_SHORT EXERCISE_: Reproduce the following rows exactly as they appear.

_DATA FOR THE TASK_:

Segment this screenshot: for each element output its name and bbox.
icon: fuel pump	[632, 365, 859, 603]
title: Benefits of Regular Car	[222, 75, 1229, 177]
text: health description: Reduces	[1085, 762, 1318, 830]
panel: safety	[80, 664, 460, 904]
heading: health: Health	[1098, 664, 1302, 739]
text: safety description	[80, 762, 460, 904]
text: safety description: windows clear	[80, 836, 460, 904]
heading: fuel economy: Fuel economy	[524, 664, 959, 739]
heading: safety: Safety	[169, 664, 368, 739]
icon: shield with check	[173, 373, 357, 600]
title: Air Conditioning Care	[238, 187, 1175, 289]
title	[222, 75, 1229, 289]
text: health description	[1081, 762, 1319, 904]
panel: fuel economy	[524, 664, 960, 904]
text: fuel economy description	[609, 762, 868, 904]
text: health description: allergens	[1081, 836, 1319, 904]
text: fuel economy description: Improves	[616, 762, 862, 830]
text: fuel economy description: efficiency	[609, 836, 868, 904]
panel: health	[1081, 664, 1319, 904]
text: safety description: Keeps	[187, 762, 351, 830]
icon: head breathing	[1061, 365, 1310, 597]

_COMPLETE ANSWER_:
Segment this screenshot: for each element output its name and bbox.
icon: fuel pump	[632, 365, 859, 603]
title: Benefits of Regular Car	[222, 75, 1229, 177]
text: health description: Reduces	[1085, 762, 1318, 830]
panel: safety	[80, 664, 460, 904]
heading: health: Health	[1098, 664, 1302, 739]
text: safety description	[80, 762, 460, 904]
text: safety description: windows clear	[80, 836, 460, 904]
heading: fuel economy: Fuel economy	[524, 664, 959, 739]
heading: safety: Safety	[169, 664, 368, 739]
icon: shield with check	[173, 373, 357, 600]
title: Air Conditioning Care	[238, 187, 1175, 289]
title	[222, 75, 1229, 289]
text: health description	[1081, 762, 1319, 904]
panel: fuel economy	[524, 664, 960, 904]
text: fuel economy description	[609, 762, 868, 904]
text: health description: allergens	[1081, 836, 1319, 904]
text: fuel economy description: Improves	[616, 762, 862, 830]
text: fuel economy description: efficiency	[609, 836, 868, 904]
panel: health	[1081, 664, 1319, 904]
text: safety description: Keeps	[187, 762, 351, 830]
icon: head breathing	[1061, 365, 1310, 597]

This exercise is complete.